[Source records]

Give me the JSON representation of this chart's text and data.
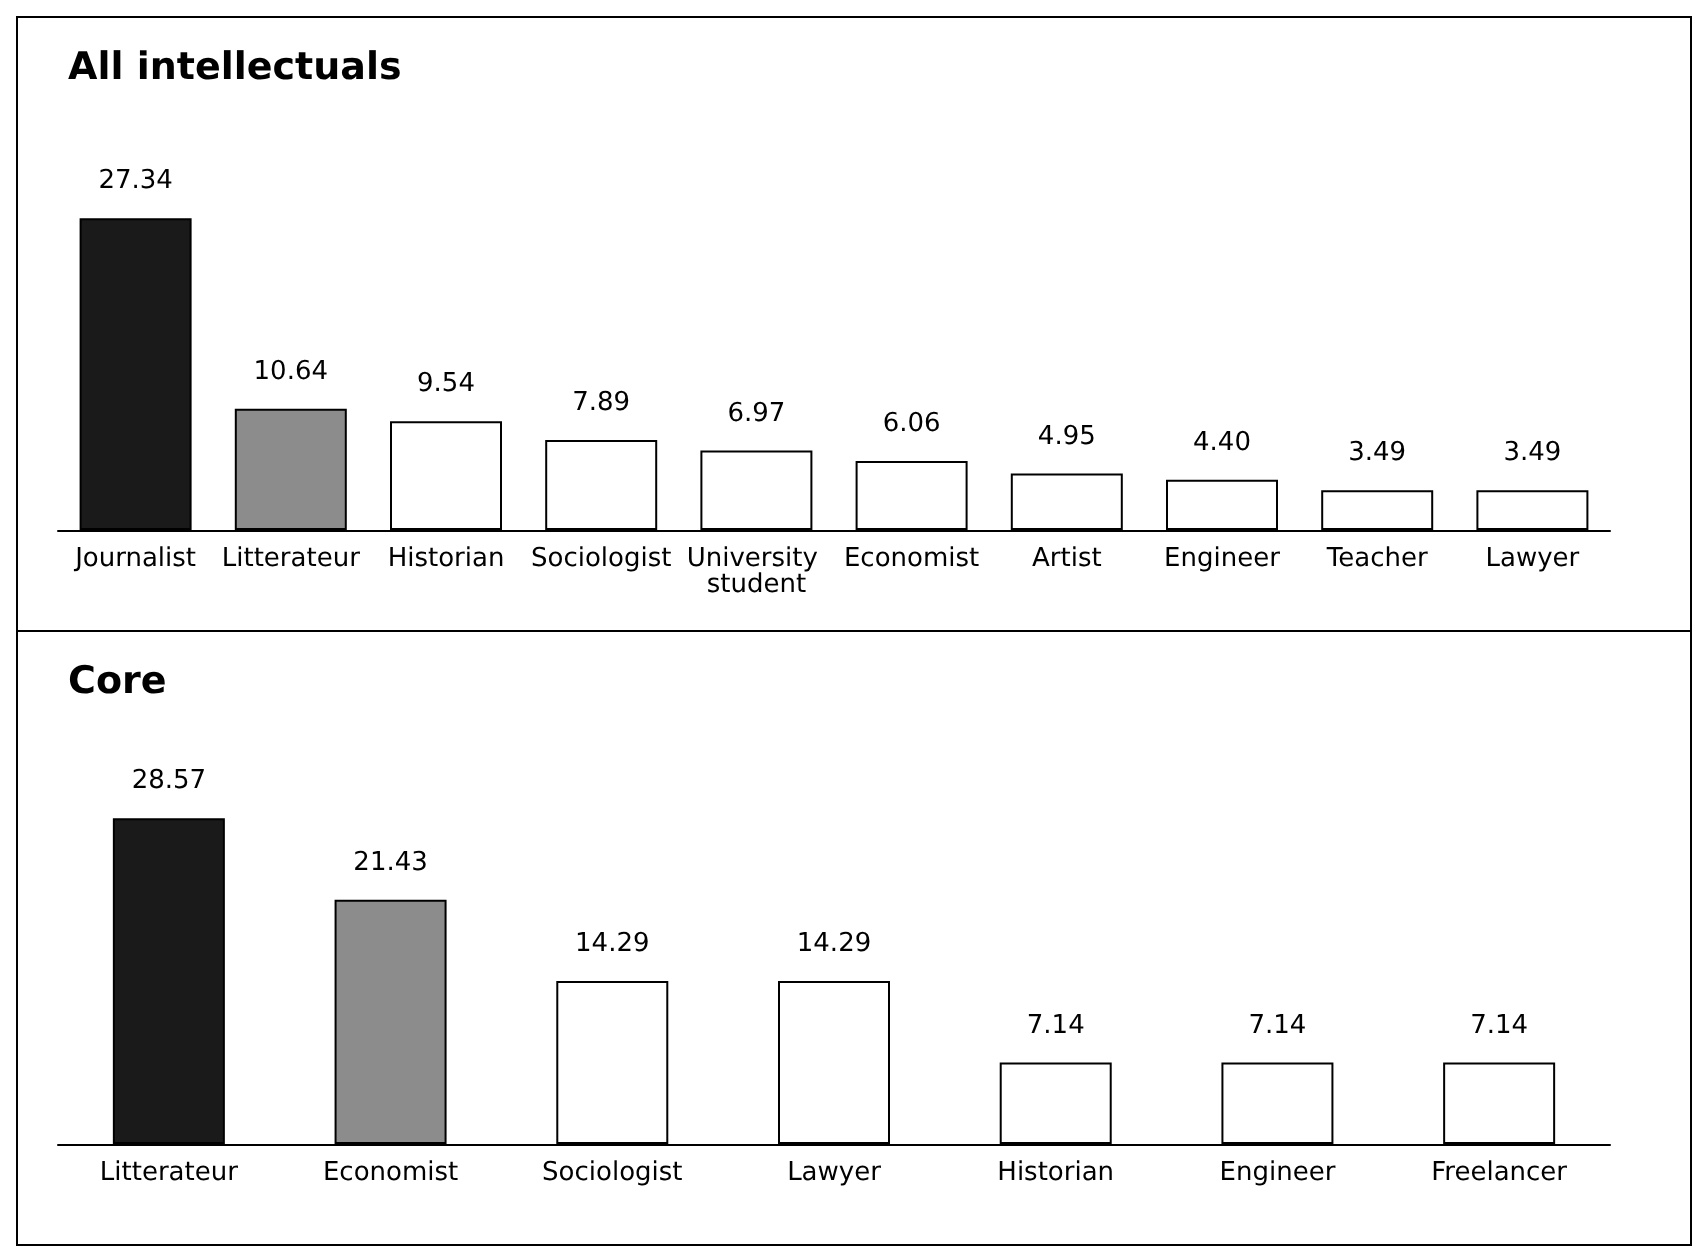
{
  "chart_data": [
    {
      "type": "bar",
      "title": "All intellectuals",
      "categories": [
        "Journalist",
        "Litterateur",
        "Historian",
        "Sociologist",
        "University student",
        "Economist",
        "Artist",
        "Engineer",
        "Teacher",
        "Lawyer"
      ],
      "values": [
        27.34,
        10.64,
        9.54,
        7.89,
        6.97,
        6.06,
        4.95,
        4.4,
        3.49,
        3.49
      ],
      "value_labels": [
        "27.34",
        "10.64",
        "9.54",
        "7.89",
        "6.97",
        "6.06",
        "4.95",
        "4.40",
        "3.49",
        "3.49"
      ],
      "colors": [
        "#1a1a1a",
        "#8c8c8c",
        "#ffffff",
        "#ffffff",
        "#ffffff",
        "#ffffff",
        "#ffffff",
        "#ffffff",
        "#ffffff",
        "#ffffff"
      ]
    },
    {
      "type": "bar",
      "title": "Core",
      "categories": [
        "Litterateur",
        "Economist",
        "Sociologist",
        "Lawyer",
        "Historian",
        "Engineer",
        "Freelancer"
      ],
      "values": [
        28.57,
        21.43,
        14.29,
        14.29,
        7.14,
        7.14,
        7.14
      ],
      "value_labels": [
        "28.57",
        "21.43",
        "14.29",
        "14.29",
        "7.14",
        "7.14",
        "7.14"
      ],
      "colors": [
        "#1a1a1a",
        "#8c8c8c",
        "#ffffff",
        "#ffffff",
        "#ffffff",
        "#ffffff",
        "#ffffff"
      ]
    }
  ]
}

Stated task – Every record above should come back exactly, but without its pictures.

Finished answer –
Give me the JSON representation of this chart's text and data.
{
  "chart_data": [
    {
      "type": "bar",
      "title": "All intellectuals",
      "categories": [
        "Journalist",
        "Litterateur",
        "Historian",
        "Sociologist",
        "University student",
        "Economist",
        "Artist",
        "Engineer",
        "Teacher",
        "Lawyer"
      ],
      "values": [
        27.34,
        10.64,
        9.54,
        7.89,
        6.97,
        6.06,
        4.95,
        4.4,
        3.49,
        3.49
      ],
      "value_labels": [
        "27.34",
        "10.64",
        "9.54",
        "7.89",
        "6.97",
        "6.06",
        "4.95",
        "4.40",
        "3.49",
        "3.49"
      ],
      "colors": [
        "#1a1a1a",
        "#8c8c8c",
        "#ffffff",
        "#ffffff",
        "#ffffff",
        "#ffffff",
        "#ffffff",
        "#ffffff",
        "#ffffff",
        "#ffffff"
      ]
    },
    {
      "type": "bar",
      "title": "Core",
      "categories": [
        "Litterateur",
        "Economist",
        "Sociologist",
        "Lawyer",
        "Historian",
        "Engineer",
        "Freelancer"
      ],
      "values": [
        28.57,
        21.43,
        14.29,
        14.29,
        7.14,
        7.14,
        7.14
      ],
      "value_labels": [
        "28.57",
        "21.43",
        "14.29",
        "14.29",
        "7.14",
        "7.14",
        "7.14"
      ],
      "colors": [
        "#1a1a1a",
        "#8c8c8c",
        "#ffffff",
        "#ffffff",
        "#ffffff",
        "#ffffff",
        "#ffffff"
      ]
    }
  ]
}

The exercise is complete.